=== GOAL ===
Restate the listing below word for word, omitting any images.

=== GIVEN RECORDS ===
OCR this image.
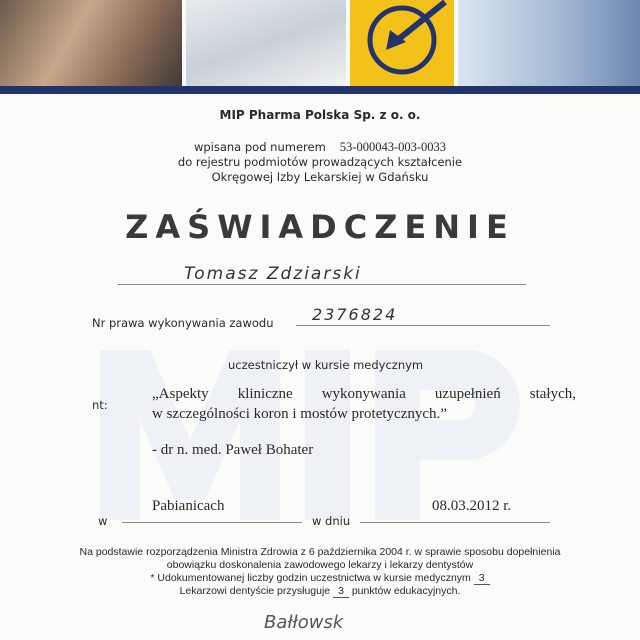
MIP Pharma Polska Sp. z o. o.
wpisana pod numerem 53-000043-003-0033
do rejestru podmiotów prowadzących kształcenie
Okręgowej Izby Lekarskiej w Gdańsku
ZAŚWIADCZENIE
Tomasz Zdziarski
Nr prawa wykonywania zawodu 2376824
uczestniczył w kursie medycznym
nt:
„Aspekty kliniczne wykonywania uzupełnień stałych,
w szczególności koron i mostów protetycznych.”
- dr n. med. Paweł Bohater
Pabianicach
w	w dniu
08.03.2012 r.
Na podstawie rozporządzenia Ministra Zdrowia z 6 października 2004 r. w sprawie sposobu dopełnienia
obowiązku doskonalenia zawodowego lekarzy i lekarzy dentystów
* Udokumentowanej liczby godzin uczestnictwa w kursie medycznym 3
Lekarzowi dentyście przysługuje 3 punktów edukacyjnych.
Bałłowsk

=== ANSWER FOR THE TASK ===
OCR this image.
MIP Pharma Polska Sp. z o. o.
wpisana pod numerem 53-000043-003-0033
do rejestru podmiotów prowadzących kształcenie
Okręgowej Izby Lekarskiej w Gdańsku
ZAŚWIADCZENIE
Tomasz Zdziarski
Nr prawa wykonywania zawodu 2376824
uczestniczył w kursie medycznym
nt:
„Aspekty kliniczne wykonywania uzupełnień stałych,
w szczególności koron i mostów protetycznych.”
- dr n. med. Paweł Bohater
Pabianicach
w	w dniu
08.03.2012 r.
Na podstawie rozporządzenia Ministra Zdrowia z 6 października 2004 r. w sprawie sposobu dopełnienia
obowiązku doskonalenia zawodowego lekarzy i lekarzy dentystów
* Udokumentowanej liczby godzin uczestnictwa w kursie medycznym 3
Lekarzowi dentyście przysługuje 3 punktów edukacyjnych.
Bałłowsk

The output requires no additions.